• **WORK REQUIRED**
The records should be repeated word for word, pictures excluded.

◆ ◆ ◆ ◆

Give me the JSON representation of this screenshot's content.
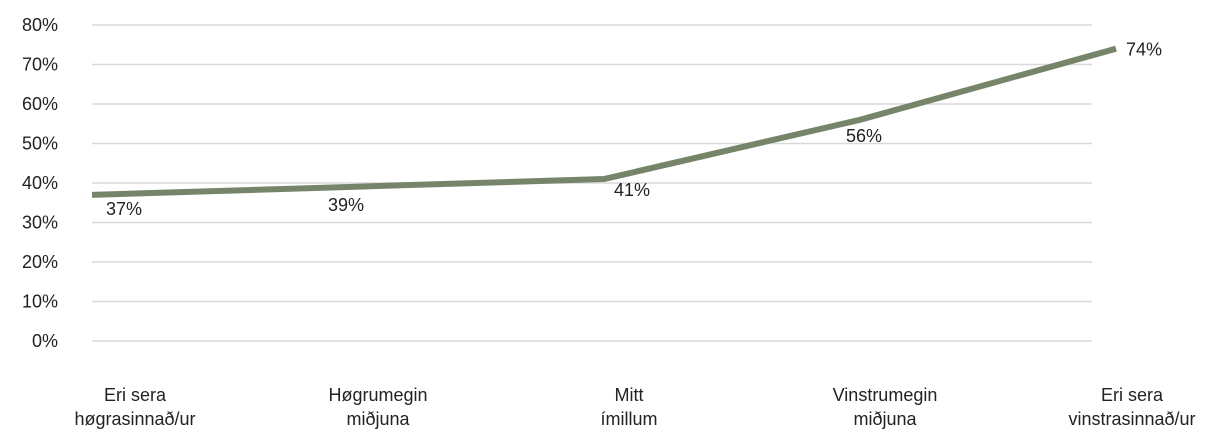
{
  "chart_data": {
    "type": "line",
    "categories": [
      [
        "Eri sera",
        "høgrasinnað/ur"
      ],
      [
        "Høgrumegin",
        "miðjuna"
      ],
      [
        "Mitt",
        "ímillum"
      ],
      [
        "Vinstrumegin",
        "miðjuna"
      ],
      [
        "Eri sera",
        "vinstrasinnað/ur"
      ]
    ],
    "series": [
      {
        "values": [
          37,
          39,
          41,
          56,
          74
        ],
        "data_labels": [
          "37%",
          "39%",
          "41%",
          "56%",
          "74%"
        ],
        "color": "#76856a"
      }
    ],
    "ylim": [
      0,
      80
    ],
    "yticks": [
      0,
      10,
      20,
      30,
      40,
      50,
      60,
      70,
      80
    ],
    "ytick_labels": [
      "0%",
      "10%",
      "20%",
      "30%",
      "40%",
      "50%",
      "60%",
      "70%",
      "80%"
    ],
    "grid": true,
    "legend": "none"
  }
}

◆ ◆ ◆ ◆

• **EXERCISE ANSWER**
Give me the JSON representation of this screenshot's content.
{
  "chart_data": {
    "type": "line",
    "categories": [
      [
        "Eri sera",
        "høgrasinnað/ur"
      ],
      [
        "Høgrumegin",
        "miðjuna"
      ],
      [
        "Mitt",
        "ímillum"
      ],
      [
        "Vinstrumegin",
        "miðjuna"
      ],
      [
        "Eri sera",
        "vinstrasinnað/ur"
      ]
    ],
    "series": [
      {
        "values": [
          37,
          39,
          41,
          56,
          74
        ],
        "data_labels": [
          "37%",
          "39%",
          "41%",
          "56%",
          "74%"
        ],
        "color": "#76856a"
      }
    ],
    "ylim": [
      0,
      80
    ],
    "yticks": [
      0,
      10,
      20,
      30,
      40,
      50,
      60,
      70,
      80
    ],
    "ytick_labels": [
      "0%",
      "10%",
      "20%",
      "30%",
      "40%",
      "50%",
      "60%",
      "70%",
      "80%"
    ],
    "grid": true,
    "legend": "none"
  }
}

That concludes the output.